> Written request: Each line of the material below that holds the word "text" needs to be copied.

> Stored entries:
--------------------------------
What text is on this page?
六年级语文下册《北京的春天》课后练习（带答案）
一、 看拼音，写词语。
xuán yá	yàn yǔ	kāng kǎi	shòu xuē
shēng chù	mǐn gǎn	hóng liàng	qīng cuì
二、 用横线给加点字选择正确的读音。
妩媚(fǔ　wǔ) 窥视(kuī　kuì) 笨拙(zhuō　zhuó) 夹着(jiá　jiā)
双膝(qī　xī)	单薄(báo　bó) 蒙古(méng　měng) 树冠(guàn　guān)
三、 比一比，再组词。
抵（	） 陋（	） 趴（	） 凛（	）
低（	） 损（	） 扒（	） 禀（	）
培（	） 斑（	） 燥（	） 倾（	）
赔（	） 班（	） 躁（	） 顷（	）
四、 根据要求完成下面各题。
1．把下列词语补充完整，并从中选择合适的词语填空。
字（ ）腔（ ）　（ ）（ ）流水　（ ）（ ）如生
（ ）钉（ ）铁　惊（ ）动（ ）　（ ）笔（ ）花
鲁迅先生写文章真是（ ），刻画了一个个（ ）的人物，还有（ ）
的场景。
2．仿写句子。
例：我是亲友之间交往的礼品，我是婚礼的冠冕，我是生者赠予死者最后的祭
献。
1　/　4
--------------------------------
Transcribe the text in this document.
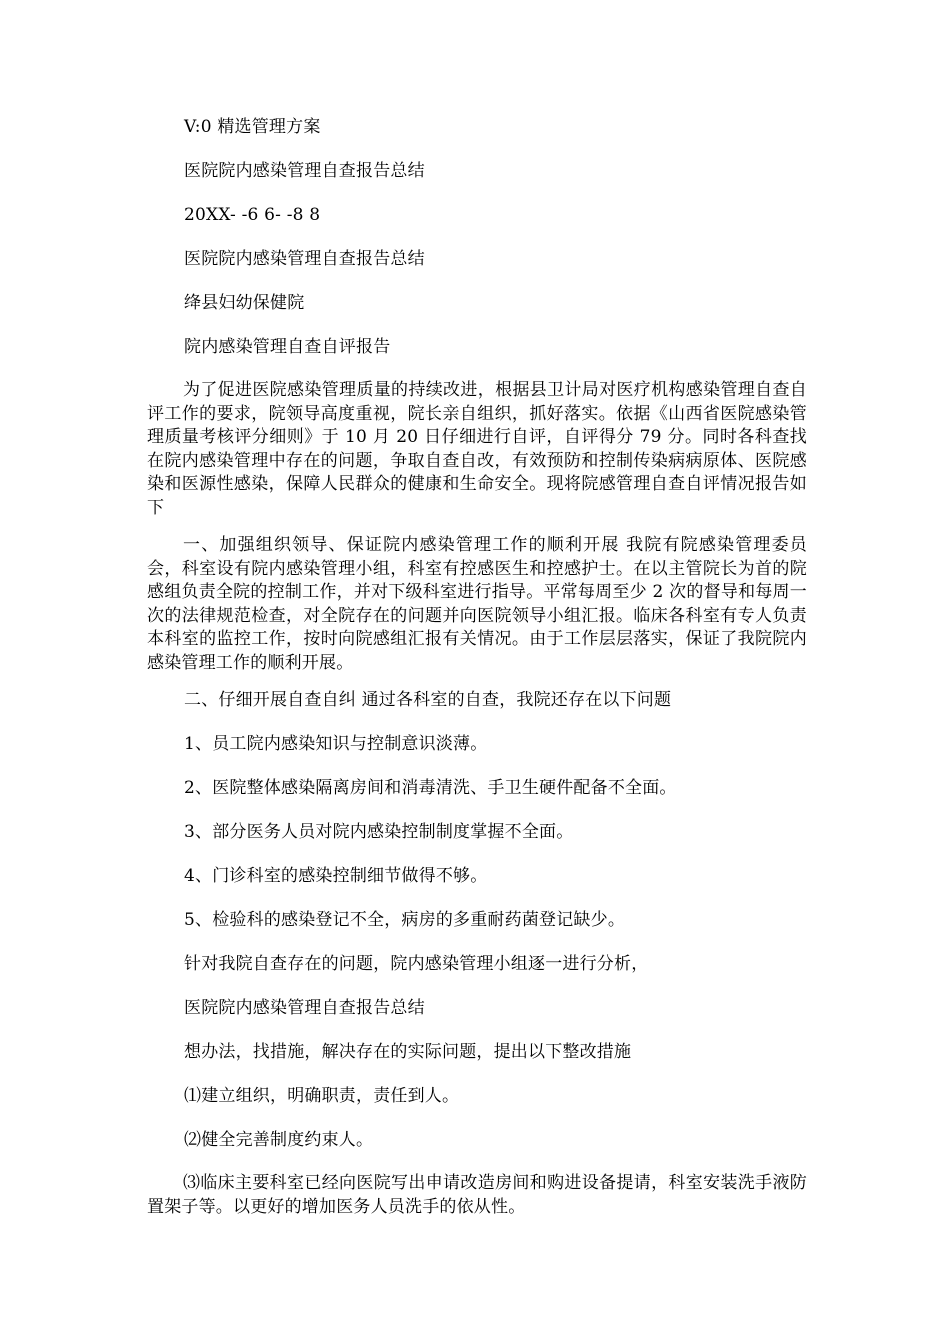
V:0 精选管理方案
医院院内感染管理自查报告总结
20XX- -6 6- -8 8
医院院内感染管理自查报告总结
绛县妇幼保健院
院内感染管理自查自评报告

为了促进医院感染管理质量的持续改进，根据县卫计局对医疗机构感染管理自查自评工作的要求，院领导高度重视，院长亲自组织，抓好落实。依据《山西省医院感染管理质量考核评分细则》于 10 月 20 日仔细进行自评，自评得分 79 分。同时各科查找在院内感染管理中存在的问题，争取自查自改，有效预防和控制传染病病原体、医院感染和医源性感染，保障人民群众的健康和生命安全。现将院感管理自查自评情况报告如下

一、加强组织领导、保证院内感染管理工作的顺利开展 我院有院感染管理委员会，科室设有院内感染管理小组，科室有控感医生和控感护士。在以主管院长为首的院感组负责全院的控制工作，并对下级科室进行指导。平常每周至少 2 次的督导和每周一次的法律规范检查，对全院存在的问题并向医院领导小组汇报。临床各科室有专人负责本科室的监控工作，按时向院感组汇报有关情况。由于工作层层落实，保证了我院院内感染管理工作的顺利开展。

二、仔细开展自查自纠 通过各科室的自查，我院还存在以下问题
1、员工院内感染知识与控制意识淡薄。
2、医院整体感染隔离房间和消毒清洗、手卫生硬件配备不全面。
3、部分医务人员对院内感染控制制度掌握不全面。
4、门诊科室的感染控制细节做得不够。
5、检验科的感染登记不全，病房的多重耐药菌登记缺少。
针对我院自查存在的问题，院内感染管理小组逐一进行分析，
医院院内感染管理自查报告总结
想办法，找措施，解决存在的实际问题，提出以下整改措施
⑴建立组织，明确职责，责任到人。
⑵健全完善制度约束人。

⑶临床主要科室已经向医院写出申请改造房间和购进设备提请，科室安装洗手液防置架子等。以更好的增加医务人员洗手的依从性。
--------------------------------
> Expected output:
What text is on this page?
Transcribe the text in this document.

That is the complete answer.